(Study material)
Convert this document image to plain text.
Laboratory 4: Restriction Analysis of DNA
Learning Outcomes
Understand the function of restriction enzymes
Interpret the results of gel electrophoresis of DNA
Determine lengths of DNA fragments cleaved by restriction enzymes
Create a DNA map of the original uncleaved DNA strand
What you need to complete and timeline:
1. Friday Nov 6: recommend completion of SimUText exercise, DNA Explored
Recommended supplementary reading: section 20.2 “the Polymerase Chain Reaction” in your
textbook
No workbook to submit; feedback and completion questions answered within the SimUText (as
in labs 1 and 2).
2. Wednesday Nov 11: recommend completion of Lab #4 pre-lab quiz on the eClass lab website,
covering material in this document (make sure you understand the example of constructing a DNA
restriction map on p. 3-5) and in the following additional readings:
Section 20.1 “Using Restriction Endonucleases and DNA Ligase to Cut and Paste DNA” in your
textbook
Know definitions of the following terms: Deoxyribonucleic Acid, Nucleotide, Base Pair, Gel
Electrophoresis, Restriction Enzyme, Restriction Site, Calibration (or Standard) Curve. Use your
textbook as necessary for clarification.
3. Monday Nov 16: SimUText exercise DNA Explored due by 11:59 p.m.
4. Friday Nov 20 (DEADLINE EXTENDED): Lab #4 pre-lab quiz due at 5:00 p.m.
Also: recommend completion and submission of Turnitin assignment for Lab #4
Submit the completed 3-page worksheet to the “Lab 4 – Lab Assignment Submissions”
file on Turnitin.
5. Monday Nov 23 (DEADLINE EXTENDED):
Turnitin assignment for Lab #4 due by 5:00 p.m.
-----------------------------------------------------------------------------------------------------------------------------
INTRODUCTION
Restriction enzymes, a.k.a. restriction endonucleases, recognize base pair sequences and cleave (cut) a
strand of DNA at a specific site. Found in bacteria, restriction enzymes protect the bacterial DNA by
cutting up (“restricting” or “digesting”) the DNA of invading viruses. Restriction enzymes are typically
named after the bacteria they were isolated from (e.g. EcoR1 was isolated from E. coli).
==
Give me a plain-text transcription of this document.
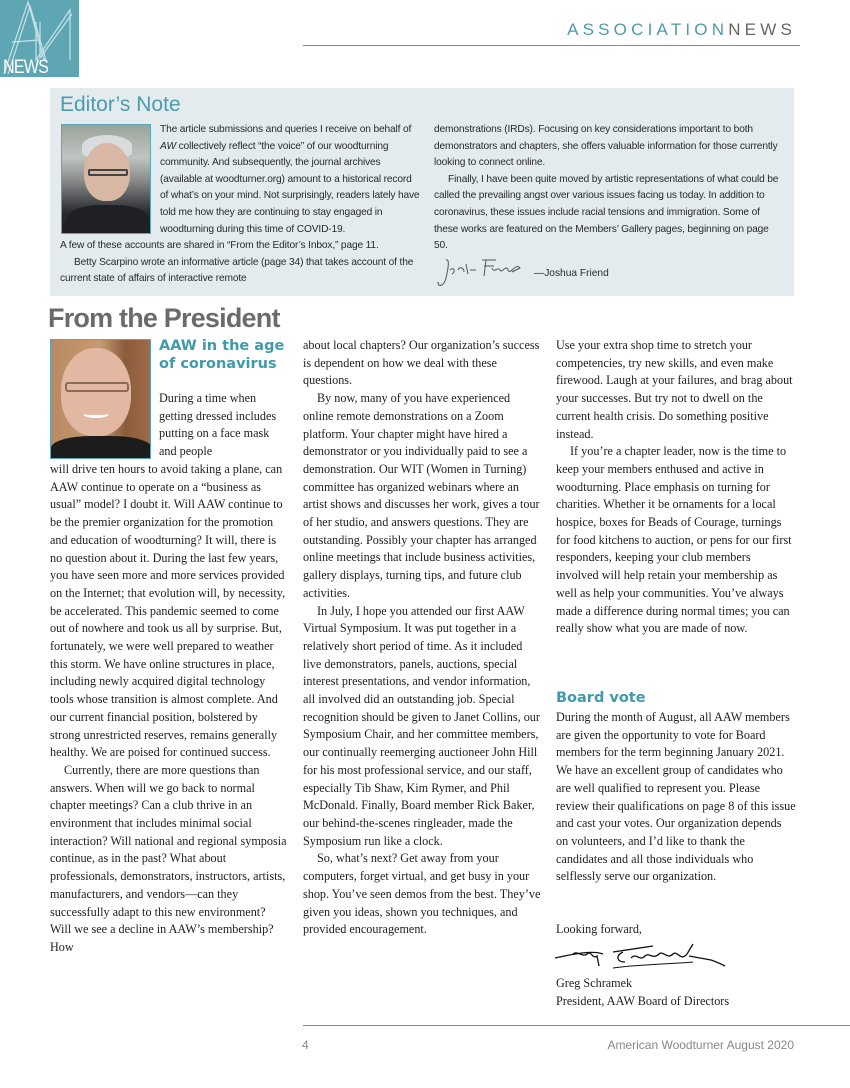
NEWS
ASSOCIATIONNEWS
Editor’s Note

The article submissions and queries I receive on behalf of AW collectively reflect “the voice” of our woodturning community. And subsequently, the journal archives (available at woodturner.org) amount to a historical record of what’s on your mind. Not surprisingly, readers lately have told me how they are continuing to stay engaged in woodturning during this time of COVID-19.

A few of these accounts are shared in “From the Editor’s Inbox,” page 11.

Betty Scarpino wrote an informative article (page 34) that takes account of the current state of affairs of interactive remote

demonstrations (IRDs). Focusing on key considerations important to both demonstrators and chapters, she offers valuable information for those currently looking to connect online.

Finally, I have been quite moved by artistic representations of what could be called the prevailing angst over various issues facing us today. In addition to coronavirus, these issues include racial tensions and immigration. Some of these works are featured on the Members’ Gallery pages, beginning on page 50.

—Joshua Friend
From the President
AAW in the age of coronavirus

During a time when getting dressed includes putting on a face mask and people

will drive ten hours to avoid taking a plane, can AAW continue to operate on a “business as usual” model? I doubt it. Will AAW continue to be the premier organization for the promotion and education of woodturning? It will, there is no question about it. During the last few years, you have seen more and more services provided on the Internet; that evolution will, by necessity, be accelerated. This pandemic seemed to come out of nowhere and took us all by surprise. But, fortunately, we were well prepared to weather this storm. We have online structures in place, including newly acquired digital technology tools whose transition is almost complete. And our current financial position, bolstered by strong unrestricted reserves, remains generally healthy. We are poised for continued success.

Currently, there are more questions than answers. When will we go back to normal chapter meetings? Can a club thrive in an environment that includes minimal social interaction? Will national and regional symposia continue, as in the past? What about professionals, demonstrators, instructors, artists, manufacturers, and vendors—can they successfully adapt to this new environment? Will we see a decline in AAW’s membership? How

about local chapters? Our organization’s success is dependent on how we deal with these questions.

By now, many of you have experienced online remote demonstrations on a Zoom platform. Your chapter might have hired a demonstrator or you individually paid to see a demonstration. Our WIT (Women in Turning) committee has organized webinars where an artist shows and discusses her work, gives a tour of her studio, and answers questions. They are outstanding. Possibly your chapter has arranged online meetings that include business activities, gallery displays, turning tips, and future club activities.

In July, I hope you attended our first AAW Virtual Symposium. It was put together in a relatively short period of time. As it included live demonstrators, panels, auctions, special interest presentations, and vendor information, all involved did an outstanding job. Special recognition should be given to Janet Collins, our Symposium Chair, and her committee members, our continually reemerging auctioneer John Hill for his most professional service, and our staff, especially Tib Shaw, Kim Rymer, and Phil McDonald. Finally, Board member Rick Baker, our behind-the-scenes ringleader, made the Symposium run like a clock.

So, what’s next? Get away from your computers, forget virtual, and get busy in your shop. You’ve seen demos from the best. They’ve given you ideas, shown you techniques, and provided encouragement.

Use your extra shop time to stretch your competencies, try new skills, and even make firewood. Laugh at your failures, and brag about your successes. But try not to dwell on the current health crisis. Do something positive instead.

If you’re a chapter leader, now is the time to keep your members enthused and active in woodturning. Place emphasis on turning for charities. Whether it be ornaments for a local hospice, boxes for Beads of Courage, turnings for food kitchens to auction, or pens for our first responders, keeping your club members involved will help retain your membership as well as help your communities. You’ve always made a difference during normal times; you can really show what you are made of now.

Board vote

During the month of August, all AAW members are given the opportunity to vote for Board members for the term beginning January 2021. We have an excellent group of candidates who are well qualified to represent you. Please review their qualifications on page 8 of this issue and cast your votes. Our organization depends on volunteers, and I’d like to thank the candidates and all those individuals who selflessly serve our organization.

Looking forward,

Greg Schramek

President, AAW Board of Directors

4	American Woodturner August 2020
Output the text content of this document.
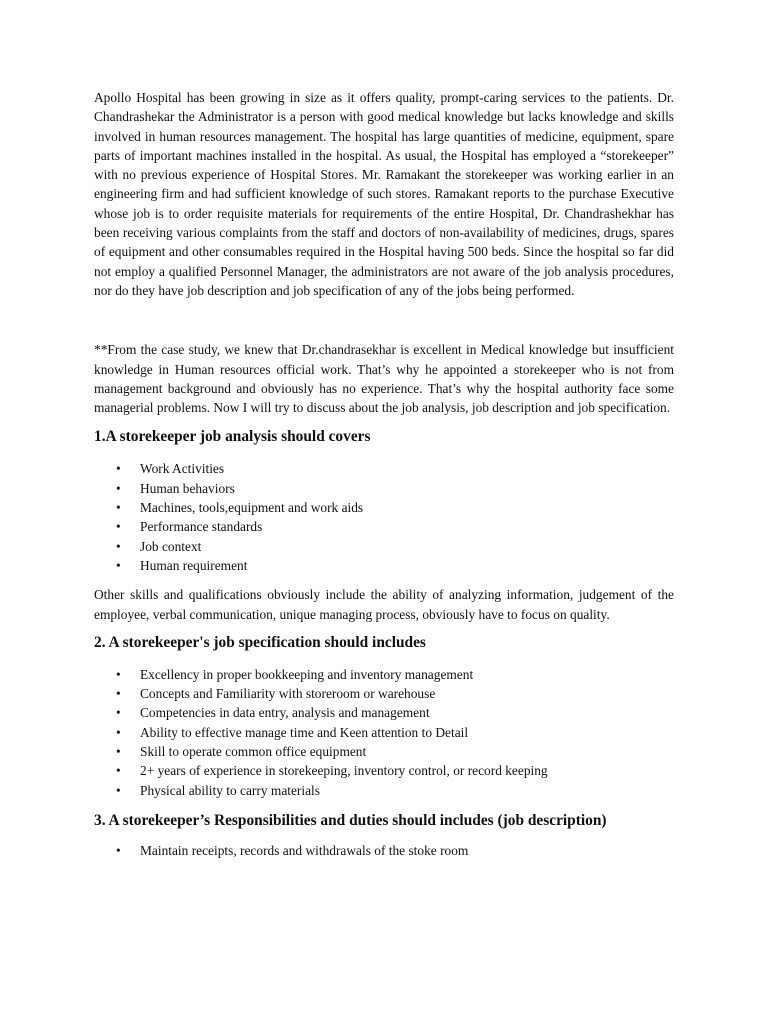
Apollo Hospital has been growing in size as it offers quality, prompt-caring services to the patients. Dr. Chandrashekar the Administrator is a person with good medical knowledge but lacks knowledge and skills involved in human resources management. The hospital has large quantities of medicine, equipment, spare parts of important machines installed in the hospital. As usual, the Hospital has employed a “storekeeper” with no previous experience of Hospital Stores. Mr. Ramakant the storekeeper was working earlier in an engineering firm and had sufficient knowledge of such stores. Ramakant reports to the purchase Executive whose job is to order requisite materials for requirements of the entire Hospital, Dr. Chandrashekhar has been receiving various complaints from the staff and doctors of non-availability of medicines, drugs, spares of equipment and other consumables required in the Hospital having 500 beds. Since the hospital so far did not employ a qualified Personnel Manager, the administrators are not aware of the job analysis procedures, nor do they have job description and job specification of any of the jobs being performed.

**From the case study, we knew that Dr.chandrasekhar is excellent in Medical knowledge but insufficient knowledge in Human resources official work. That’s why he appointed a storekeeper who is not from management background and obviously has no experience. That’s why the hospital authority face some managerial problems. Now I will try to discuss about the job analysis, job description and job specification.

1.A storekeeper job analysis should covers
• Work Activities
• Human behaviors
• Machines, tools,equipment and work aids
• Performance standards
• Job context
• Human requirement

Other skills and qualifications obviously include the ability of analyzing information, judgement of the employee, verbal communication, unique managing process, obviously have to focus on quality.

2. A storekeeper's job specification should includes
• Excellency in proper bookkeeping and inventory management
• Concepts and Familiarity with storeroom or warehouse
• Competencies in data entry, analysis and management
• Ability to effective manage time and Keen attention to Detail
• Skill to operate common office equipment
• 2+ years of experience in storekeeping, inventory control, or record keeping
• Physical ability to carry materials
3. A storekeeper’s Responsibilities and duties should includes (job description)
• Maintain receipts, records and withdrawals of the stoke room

(Activity) Every line of the data that holds "shop" should be counted, and only the total given.

(Answer section) 2